──────── TEXTO ────────
16.7.07

EN RESUMIDAS CUENTAS: Puro entretenimiento

Tras ver esa cosa que llevaba por título La Isla, no tenía muchas esperanzas en torno a Transformers, el nuevo trabajo de Michael Bay. La verdad es que, al final y limando ciertas asperezas, me lo pasé pipa con los robotijos transformistas. El ritmo imprimido por su realizador y, ante todo, la inesperada recuperación de un tipo de cine fantástico y de aventuras que estuvo muy en boga en las pantallas de los años 80, han obrado el milagro.

Transformers rezuma el mismo espíritu desenfadado que desprendían películas como Los Goonies, Cortocircuito, Regreso al Futuro o Gremlins. Entretenimiento y sentido del humor al cien por cien, sin coartadas de ningún tipo y siguiendo un sencillo, aunque eficiente, hilo argumental: el del combate de dos razas alienígenas robóticas, iniciado muchos siglos antes y que continúa en la Tierra de nuestros días. La lucha por el poder y el destino del Universo, mantenida por los malvados Decepticons y los honrados Autobots, implicará en la historia a Sam Witwicky, un joven adolescente al que, su recién comprado coche de segunda mano (un Autobot camuflado), le solicitará ayuda para frenar la maldad de sus enemigos y salvar el destino de la Humanidad.

La brillante interpretación de Shia LaBeouf (al que recientemente se le ha podido ver en Memorias de Queens) le otorga una entidad especial al personaje de Sam; un personaje que, sin lugar a dudas, está trazado con el mismo molde con el que se dibujaron aquellos otros jóvenes que, hace un par de décadas, protagonizaron los productos referenciados anteriormente. Vaya, que entre el Marty McFly de Regreso al Futuro (al que daba vida Michael J. Fox) y el tal Sam Witwicky, existe una distancia mínima.
──────── MATERIAL PROPORCIONADO ────────
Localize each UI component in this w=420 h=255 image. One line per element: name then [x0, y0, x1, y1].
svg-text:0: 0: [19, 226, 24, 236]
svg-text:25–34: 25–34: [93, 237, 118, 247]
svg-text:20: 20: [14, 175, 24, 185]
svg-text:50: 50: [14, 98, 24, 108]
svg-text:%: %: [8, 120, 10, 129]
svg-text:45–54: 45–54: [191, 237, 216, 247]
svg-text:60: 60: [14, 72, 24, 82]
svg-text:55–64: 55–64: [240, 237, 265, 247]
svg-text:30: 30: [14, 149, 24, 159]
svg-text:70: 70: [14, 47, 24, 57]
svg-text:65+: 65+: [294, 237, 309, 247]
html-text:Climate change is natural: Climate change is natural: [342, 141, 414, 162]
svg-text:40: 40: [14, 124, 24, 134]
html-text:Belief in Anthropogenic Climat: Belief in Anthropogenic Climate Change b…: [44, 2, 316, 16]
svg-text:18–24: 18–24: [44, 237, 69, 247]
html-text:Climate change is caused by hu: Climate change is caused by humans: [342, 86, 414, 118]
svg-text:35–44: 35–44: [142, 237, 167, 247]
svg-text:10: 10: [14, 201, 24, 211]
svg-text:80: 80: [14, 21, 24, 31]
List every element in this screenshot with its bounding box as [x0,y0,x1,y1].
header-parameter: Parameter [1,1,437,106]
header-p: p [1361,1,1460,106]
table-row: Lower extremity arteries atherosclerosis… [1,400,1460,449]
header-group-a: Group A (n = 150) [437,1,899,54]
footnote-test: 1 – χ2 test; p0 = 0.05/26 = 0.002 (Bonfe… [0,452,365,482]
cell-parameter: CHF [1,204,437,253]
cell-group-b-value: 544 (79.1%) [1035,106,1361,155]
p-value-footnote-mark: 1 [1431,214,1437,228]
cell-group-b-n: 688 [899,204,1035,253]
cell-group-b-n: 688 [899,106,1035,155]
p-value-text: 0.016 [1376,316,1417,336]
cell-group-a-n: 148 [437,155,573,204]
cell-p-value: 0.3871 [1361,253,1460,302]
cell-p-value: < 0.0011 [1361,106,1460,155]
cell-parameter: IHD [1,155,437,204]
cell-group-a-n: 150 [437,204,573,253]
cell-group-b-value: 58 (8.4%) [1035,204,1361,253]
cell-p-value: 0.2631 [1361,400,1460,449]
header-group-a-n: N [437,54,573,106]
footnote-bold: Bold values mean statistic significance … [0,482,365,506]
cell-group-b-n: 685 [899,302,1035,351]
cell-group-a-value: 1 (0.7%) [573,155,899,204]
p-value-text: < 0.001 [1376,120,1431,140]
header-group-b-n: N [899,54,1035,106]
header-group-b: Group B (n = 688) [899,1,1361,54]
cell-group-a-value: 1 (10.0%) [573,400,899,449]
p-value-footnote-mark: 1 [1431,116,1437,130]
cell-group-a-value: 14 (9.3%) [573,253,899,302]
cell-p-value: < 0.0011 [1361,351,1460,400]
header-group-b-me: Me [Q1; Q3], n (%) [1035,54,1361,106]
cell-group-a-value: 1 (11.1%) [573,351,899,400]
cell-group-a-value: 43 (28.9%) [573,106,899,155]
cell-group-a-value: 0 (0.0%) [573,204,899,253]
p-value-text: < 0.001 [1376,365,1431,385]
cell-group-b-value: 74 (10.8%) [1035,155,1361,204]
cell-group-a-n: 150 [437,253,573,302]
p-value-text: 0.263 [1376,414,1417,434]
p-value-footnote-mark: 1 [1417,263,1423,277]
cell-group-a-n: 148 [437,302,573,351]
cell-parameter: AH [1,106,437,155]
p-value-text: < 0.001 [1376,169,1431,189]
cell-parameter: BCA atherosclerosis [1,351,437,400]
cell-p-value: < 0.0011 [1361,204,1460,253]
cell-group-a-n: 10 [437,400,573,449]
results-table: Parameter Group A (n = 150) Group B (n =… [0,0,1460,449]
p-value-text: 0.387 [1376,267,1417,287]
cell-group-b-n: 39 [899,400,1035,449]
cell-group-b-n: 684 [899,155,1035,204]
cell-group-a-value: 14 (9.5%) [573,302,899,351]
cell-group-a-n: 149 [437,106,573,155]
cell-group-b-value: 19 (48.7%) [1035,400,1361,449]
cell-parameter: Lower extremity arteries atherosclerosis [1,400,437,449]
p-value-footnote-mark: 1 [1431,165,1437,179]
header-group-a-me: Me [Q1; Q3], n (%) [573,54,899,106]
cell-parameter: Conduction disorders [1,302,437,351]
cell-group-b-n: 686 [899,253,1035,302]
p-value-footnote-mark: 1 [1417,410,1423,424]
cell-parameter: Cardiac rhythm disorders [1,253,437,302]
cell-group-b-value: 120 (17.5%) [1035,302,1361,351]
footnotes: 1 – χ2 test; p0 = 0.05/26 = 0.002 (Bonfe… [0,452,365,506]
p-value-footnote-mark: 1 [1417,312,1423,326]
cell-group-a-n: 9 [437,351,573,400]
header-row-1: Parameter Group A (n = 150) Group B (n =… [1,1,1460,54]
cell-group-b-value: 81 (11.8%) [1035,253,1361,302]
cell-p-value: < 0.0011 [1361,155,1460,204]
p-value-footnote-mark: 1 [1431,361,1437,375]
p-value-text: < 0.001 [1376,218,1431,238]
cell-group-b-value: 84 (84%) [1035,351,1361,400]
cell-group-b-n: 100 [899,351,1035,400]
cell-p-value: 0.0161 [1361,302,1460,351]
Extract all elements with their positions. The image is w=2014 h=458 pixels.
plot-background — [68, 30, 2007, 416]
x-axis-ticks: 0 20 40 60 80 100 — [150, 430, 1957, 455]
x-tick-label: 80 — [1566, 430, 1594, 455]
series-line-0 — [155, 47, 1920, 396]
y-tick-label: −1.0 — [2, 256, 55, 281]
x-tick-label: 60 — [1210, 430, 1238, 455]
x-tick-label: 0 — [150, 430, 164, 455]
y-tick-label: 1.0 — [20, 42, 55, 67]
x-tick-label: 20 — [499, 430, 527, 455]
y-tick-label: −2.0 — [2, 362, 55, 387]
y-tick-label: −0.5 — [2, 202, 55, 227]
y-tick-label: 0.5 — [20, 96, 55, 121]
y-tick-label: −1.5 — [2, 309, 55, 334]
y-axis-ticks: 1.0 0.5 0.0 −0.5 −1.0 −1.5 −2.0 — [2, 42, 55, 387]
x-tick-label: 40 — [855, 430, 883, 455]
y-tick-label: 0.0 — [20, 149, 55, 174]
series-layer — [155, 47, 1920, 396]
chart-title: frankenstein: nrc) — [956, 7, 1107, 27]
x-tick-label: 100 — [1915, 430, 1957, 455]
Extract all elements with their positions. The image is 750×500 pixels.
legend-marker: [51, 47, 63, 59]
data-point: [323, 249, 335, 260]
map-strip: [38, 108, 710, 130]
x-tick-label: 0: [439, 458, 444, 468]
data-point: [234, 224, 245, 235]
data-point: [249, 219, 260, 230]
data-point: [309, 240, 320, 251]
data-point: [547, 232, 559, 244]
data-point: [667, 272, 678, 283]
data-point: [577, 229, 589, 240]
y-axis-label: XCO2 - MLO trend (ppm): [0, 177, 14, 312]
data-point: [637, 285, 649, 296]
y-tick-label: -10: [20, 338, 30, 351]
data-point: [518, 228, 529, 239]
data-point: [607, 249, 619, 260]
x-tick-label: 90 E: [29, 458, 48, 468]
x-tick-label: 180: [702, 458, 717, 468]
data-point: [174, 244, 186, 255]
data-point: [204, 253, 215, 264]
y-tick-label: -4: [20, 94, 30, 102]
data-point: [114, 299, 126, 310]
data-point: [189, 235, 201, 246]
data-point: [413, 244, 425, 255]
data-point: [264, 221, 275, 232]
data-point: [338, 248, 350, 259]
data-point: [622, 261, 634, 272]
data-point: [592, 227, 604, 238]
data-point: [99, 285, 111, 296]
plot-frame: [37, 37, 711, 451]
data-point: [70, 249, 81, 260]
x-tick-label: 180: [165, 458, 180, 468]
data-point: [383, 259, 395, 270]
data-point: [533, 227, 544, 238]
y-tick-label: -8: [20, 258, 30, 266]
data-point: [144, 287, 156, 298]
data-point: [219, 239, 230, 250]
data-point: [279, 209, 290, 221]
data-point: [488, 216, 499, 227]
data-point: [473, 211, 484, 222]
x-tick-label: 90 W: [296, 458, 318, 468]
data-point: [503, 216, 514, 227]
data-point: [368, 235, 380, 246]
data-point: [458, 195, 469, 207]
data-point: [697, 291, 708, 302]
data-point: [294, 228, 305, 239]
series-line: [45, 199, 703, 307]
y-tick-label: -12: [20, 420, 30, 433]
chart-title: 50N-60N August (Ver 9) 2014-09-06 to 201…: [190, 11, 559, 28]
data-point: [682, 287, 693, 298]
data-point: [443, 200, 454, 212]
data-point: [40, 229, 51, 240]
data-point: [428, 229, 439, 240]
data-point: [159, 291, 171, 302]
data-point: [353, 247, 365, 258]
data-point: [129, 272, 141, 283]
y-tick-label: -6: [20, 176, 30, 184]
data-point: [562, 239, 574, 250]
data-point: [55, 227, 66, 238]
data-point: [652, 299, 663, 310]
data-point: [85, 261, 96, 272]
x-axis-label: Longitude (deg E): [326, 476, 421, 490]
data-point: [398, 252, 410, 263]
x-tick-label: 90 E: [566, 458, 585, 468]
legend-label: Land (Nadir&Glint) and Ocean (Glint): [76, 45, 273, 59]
────────
Enumera las películas con las que la reseña de Transformers compara su espíritu desenfadado.

Los Goonies, Cortocircuito, Regreso al Futuro y Gremlins.